Goal. Check every line for the word "this" and give the number of lines where it occurs, nothing else.

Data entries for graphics
╔══
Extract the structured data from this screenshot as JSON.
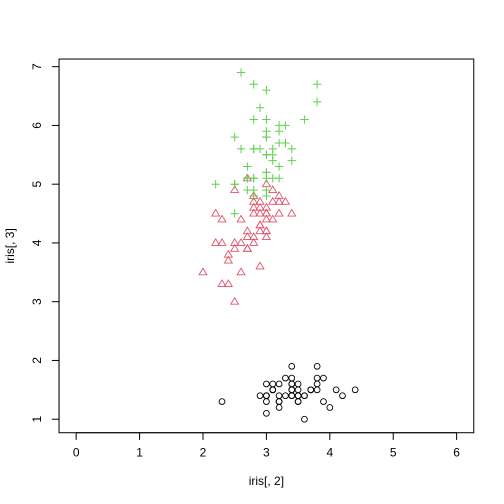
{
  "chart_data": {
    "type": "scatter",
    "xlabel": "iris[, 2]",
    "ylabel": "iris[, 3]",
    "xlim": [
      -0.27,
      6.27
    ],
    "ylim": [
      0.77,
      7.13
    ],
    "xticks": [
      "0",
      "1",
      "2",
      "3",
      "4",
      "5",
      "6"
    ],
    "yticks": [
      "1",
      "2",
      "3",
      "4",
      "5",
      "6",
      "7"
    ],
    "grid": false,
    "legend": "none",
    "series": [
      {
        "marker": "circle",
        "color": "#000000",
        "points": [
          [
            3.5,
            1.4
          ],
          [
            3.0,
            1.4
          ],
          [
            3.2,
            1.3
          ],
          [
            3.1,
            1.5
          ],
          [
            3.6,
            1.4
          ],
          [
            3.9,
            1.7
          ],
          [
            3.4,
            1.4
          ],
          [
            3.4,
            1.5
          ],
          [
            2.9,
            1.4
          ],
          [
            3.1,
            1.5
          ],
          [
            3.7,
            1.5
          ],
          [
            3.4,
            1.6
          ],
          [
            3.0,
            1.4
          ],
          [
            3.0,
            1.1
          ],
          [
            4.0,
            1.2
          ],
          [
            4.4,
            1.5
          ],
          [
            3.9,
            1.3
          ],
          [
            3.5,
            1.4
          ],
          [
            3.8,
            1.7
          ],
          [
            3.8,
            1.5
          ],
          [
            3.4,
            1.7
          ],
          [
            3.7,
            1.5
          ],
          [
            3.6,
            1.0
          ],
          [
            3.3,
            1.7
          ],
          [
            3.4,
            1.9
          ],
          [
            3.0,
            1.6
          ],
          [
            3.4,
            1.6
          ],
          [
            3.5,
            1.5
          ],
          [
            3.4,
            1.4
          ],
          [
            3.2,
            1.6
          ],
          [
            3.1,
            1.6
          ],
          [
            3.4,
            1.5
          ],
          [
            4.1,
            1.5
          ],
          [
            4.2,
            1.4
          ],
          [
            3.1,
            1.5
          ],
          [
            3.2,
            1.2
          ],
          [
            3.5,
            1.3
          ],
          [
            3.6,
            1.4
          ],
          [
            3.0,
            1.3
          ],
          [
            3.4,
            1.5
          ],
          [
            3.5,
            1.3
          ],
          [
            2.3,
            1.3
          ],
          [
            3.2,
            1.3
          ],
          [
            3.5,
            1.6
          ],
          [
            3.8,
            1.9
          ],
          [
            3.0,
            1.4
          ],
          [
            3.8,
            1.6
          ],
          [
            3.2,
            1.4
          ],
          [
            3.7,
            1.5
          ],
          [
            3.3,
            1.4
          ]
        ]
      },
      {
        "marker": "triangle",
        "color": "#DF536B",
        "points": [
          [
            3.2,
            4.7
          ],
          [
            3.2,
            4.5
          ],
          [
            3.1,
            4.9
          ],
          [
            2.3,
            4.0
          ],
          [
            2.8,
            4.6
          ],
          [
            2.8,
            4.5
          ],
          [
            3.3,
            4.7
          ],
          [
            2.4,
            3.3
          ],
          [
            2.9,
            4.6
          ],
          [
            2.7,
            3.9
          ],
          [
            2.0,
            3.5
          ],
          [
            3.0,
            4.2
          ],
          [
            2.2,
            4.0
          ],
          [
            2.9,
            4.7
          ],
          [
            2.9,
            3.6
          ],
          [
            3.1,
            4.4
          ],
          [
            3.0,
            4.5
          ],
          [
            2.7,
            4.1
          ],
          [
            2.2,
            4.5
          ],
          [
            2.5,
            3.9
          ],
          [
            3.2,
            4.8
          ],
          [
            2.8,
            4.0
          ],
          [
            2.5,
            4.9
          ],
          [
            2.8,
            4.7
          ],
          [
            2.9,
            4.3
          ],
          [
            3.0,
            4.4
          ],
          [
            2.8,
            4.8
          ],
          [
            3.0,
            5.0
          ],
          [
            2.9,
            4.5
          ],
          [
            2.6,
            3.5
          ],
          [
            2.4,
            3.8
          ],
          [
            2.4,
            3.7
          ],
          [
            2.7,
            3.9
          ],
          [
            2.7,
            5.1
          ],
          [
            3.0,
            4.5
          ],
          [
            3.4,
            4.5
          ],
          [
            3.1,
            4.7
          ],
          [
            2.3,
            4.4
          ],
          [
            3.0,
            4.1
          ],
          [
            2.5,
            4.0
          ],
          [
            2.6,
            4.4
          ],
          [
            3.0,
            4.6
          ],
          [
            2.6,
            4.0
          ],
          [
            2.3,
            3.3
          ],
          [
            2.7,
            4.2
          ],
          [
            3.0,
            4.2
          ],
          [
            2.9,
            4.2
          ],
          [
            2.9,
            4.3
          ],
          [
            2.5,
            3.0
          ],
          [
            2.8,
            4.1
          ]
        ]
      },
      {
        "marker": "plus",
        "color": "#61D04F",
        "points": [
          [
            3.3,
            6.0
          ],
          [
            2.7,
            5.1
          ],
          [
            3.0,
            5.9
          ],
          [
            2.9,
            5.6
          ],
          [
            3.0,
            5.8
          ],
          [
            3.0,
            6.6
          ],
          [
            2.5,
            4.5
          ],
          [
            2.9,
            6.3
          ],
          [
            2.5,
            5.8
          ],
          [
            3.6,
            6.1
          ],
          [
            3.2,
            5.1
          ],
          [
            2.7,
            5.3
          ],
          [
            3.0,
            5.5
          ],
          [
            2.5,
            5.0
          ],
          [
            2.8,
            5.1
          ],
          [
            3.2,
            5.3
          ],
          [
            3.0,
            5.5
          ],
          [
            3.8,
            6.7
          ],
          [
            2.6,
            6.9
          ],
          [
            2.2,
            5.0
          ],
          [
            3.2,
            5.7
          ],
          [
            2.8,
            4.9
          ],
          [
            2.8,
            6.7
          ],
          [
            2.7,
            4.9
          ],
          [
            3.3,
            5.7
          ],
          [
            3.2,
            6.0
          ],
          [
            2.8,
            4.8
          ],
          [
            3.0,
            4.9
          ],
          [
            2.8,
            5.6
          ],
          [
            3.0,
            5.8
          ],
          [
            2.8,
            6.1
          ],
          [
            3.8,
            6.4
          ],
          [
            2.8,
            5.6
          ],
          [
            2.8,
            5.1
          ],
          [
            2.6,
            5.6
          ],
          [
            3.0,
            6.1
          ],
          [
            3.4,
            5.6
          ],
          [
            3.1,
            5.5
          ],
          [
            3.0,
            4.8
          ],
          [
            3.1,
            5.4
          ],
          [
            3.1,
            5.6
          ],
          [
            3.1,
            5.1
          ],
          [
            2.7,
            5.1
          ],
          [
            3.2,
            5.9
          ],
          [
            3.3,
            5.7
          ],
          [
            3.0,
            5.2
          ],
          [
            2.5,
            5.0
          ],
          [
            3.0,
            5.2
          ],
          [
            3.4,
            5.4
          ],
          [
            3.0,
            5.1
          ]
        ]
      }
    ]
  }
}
╚══
╔══
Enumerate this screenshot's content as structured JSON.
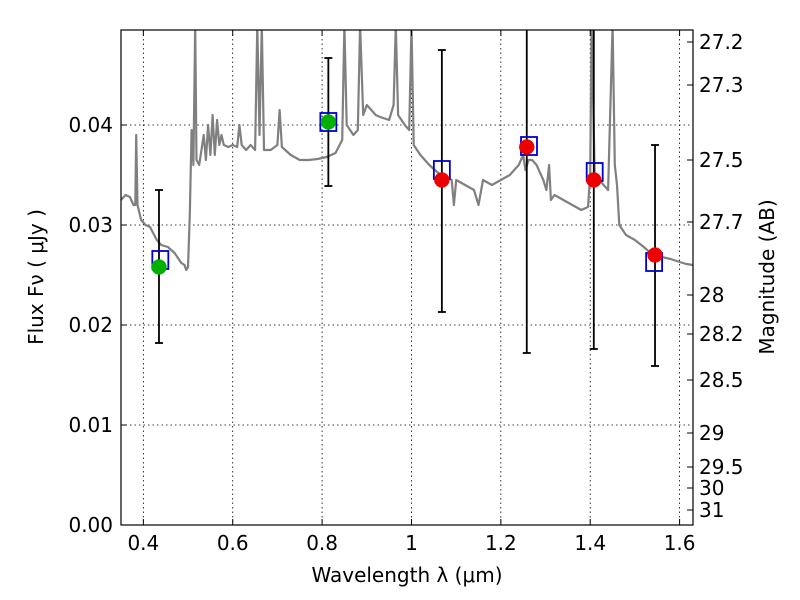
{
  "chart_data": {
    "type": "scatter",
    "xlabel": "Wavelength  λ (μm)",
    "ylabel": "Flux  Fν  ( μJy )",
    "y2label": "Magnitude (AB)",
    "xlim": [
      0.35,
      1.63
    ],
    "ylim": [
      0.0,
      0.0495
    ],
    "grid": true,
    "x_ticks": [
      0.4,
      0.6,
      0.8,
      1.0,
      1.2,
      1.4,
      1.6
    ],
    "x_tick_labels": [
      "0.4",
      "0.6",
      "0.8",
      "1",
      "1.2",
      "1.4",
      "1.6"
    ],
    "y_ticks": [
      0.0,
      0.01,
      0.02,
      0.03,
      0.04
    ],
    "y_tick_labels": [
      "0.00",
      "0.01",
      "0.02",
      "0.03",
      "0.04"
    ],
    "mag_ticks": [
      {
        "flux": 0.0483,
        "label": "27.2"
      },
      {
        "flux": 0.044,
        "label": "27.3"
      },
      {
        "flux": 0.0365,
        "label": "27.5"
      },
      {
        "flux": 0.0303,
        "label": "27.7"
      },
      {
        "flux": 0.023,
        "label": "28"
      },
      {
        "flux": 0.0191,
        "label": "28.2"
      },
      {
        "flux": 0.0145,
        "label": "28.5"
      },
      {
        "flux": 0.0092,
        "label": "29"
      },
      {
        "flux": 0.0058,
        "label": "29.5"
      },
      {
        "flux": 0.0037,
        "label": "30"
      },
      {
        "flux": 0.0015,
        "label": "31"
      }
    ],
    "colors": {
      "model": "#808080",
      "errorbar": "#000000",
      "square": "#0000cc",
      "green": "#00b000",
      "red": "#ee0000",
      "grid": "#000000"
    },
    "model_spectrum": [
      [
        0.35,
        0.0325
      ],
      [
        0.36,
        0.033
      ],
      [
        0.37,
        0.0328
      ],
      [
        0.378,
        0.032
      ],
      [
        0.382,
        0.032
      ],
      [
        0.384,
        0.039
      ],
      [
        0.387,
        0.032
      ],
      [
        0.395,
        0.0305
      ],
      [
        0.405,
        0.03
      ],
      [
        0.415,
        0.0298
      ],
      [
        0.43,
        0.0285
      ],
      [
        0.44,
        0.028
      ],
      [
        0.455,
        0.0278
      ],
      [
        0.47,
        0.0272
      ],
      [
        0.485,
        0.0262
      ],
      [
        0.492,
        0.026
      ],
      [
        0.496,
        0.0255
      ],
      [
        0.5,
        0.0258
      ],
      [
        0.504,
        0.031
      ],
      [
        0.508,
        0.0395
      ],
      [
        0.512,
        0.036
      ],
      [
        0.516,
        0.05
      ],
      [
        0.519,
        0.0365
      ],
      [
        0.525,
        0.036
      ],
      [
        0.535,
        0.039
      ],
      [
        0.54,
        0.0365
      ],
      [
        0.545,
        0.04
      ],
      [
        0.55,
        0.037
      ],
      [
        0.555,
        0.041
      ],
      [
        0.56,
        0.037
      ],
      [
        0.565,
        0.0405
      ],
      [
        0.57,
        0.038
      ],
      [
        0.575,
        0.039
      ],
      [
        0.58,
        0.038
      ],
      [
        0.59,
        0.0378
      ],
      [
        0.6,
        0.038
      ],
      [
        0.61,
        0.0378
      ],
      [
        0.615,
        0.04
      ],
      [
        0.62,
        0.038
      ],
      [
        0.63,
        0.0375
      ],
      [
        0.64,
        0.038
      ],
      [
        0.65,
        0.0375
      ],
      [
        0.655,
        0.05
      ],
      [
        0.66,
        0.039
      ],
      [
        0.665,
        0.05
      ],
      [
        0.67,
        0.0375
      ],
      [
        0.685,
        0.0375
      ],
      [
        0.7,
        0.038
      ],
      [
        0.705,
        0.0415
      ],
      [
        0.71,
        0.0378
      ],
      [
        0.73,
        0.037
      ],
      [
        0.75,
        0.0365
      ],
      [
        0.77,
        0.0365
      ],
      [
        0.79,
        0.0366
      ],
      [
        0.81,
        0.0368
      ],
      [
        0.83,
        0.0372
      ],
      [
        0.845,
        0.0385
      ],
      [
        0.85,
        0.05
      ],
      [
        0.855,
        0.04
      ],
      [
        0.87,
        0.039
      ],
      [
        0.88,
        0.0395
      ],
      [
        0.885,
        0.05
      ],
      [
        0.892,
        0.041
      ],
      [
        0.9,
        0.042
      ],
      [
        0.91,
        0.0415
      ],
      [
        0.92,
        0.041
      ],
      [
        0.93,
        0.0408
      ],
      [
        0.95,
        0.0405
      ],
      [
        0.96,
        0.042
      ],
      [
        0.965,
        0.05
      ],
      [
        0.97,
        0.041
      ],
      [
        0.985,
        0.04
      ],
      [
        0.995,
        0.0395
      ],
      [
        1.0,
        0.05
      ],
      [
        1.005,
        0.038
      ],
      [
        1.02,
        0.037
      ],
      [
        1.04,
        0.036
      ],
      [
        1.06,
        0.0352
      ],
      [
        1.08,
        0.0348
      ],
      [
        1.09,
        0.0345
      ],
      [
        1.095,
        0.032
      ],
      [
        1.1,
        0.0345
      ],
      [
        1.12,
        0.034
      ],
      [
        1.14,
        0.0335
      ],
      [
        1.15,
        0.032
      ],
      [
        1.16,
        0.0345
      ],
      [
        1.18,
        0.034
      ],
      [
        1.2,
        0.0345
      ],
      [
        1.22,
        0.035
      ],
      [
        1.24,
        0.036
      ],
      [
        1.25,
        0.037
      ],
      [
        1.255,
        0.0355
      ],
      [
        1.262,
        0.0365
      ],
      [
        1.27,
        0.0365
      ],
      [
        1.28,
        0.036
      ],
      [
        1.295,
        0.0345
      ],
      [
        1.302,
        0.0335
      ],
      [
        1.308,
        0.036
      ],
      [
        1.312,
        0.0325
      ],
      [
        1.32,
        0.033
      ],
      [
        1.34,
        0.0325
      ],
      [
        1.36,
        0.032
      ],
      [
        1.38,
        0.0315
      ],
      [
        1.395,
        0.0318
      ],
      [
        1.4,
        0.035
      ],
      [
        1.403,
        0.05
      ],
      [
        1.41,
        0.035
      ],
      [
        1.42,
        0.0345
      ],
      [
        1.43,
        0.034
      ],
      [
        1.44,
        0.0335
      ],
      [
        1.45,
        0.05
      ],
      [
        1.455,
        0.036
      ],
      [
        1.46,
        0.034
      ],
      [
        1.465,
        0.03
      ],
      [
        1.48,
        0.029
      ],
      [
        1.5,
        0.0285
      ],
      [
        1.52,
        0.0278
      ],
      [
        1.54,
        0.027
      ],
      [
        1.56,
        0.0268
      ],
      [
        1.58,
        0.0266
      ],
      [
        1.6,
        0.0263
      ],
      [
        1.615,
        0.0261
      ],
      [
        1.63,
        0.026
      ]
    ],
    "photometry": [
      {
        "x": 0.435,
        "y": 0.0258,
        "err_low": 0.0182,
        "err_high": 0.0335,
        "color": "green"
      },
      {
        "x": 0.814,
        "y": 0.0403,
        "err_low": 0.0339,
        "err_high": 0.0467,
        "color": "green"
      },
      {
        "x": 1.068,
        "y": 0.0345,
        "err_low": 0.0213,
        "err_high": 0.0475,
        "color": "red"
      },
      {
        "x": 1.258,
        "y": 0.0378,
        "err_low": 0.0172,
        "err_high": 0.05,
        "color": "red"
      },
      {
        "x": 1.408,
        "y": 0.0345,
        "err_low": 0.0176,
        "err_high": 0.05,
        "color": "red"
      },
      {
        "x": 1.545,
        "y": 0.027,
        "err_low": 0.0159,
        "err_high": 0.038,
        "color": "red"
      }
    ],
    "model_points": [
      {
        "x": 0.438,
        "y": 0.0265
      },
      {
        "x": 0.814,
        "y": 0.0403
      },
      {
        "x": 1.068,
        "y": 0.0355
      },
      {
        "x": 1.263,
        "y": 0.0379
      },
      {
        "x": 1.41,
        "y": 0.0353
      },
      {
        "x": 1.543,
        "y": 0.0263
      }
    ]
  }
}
╚══
Problem solution. 2